**Your goal**
Look through the lines and report how many include the word "food", giving nothing but the number.

**Exercise inputs**
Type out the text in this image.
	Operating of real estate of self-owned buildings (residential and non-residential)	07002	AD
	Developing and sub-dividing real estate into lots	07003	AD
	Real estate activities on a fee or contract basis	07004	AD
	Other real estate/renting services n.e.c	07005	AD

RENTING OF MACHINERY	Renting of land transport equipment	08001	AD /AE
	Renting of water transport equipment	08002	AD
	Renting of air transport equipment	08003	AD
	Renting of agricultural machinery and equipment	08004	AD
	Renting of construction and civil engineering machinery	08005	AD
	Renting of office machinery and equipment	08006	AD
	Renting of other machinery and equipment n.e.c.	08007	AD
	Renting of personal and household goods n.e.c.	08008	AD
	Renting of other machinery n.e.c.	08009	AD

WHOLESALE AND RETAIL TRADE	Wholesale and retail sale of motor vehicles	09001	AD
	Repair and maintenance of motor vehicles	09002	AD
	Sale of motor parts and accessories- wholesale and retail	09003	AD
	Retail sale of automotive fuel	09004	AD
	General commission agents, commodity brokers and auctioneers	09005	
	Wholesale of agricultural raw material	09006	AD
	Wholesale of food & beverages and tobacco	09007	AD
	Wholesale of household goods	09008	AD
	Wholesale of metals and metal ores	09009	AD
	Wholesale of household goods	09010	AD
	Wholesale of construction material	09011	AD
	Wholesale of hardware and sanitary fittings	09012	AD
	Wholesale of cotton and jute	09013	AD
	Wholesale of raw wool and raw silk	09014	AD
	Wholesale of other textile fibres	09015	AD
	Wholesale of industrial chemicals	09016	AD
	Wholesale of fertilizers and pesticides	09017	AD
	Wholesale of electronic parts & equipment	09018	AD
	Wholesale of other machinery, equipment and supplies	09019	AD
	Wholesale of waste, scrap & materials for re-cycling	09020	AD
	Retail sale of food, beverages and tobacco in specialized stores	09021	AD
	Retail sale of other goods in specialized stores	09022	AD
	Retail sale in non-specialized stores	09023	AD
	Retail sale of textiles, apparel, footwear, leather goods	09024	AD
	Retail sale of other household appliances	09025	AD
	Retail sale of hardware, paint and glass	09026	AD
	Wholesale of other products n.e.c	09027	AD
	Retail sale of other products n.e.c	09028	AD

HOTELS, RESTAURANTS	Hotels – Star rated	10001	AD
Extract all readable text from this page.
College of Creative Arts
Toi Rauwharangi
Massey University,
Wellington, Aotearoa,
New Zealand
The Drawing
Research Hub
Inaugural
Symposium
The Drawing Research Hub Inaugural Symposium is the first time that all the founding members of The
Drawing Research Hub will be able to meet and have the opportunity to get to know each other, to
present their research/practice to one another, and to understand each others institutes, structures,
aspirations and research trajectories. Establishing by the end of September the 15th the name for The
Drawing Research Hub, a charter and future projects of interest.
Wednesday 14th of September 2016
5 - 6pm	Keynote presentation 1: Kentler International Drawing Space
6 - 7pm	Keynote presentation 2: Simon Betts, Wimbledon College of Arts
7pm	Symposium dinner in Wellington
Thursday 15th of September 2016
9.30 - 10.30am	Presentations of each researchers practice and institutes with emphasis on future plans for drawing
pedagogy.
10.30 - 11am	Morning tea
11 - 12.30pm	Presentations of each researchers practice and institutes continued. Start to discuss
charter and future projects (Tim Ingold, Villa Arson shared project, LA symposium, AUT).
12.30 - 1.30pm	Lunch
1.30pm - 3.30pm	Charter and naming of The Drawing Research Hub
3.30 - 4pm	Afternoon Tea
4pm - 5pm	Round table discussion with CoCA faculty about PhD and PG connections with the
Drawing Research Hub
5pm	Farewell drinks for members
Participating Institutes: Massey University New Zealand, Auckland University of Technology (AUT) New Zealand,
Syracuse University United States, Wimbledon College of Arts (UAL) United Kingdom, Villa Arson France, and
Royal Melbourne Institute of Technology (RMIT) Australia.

**Solution to the exercise**
2